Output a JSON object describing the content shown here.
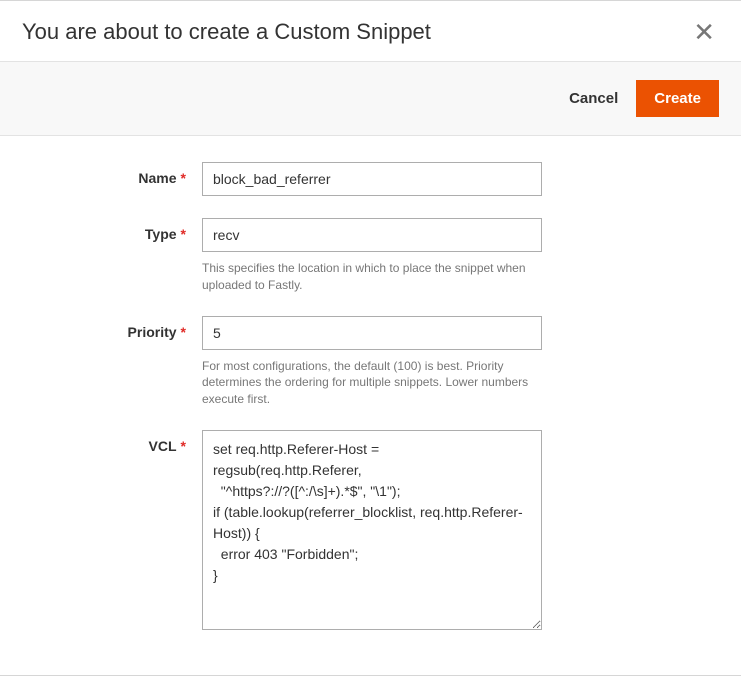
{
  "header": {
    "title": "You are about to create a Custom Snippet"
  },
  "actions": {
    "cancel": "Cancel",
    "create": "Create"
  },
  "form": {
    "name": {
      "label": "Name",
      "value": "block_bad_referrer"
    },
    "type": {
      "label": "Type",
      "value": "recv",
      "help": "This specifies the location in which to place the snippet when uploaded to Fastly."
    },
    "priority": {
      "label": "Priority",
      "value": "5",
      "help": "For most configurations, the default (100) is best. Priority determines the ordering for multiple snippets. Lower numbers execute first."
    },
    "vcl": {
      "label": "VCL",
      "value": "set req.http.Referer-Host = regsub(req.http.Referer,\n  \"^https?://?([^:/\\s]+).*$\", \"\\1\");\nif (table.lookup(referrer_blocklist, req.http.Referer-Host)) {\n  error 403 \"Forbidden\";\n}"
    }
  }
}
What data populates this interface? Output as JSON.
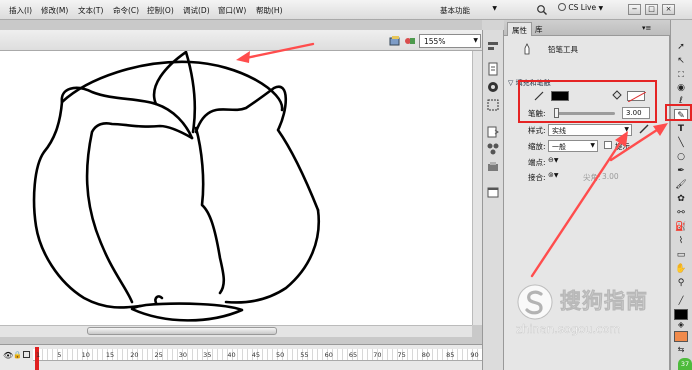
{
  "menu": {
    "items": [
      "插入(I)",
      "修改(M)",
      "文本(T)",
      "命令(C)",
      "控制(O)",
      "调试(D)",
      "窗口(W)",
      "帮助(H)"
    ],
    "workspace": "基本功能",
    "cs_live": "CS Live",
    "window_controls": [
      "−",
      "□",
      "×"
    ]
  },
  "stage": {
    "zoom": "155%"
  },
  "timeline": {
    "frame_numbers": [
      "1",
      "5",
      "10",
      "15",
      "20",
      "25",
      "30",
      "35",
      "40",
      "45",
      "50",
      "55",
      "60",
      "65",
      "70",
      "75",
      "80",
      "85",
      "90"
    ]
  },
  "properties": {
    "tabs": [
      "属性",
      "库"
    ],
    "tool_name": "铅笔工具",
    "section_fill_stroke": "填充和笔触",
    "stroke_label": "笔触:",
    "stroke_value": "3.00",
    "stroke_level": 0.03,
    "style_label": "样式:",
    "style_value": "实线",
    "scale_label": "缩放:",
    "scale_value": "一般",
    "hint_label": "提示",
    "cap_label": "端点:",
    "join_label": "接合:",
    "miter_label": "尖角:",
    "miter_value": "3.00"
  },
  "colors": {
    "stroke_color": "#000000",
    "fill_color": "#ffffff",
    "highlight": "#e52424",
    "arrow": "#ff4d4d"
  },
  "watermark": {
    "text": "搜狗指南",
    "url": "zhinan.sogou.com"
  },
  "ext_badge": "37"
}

What this task involves — Omit the pictures, and please restate word for word the lines running from the line with "What data populates" to the end of the entries.

Expected output —
What data populates this interface? Output as JSON.
{
  "menu": {
    "items": [
      "插入(I)",
      "修改(M)",
      "文本(T)",
      "命令(C)",
      "控制(O)",
      "调试(D)",
      "窗口(W)",
      "帮助(H)"
    ],
    "workspace": "基本功能",
    "cs_live": "CS Live",
    "window_controls": [
      "−",
      "□",
      "×"
    ]
  },
  "stage": {
    "zoom": "155%"
  },
  "timeline": {
    "frame_numbers": [
      "1",
      "5",
      "10",
      "15",
      "20",
      "25",
      "30",
      "35",
      "40",
      "45",
      "50",
      "55",
      "60",
      "65",
      "70",
      "75",
      "80",
      "85",
      "90"
    ]
  },
  "properties": {
    "tabs": [
      "属性",
      "库"
    ],
    "tool_name": "铅笔工具",
    "section_fill_stroke": "填充和笔触",
    "stroke_label": "笔触:",
    "stroke_value": "3.00",
    "stroke_level": 0.03,
    "style_label": "样式:",
    "style_value": "实线",
    "scale_label": "缩放:",
    "scale_value": "一般",
    "hint_label": "提示",
    "cap_label": "端点:",
    "join_label": "接合:",
    "miter_label": "尖角:",
    "miter_value": "3.00"
  },
  "colors": {
    "stroke_color": "#000000",
    "fill_color": "#ffffff",
    "highlight": "#e52424",
    "arrow": "#ff4d4d"
  },
  "watermark": {
    "text": "搜狗指南",
    "url": "zhinan.sogou.com"
  },
  "ext_badge": "37"
}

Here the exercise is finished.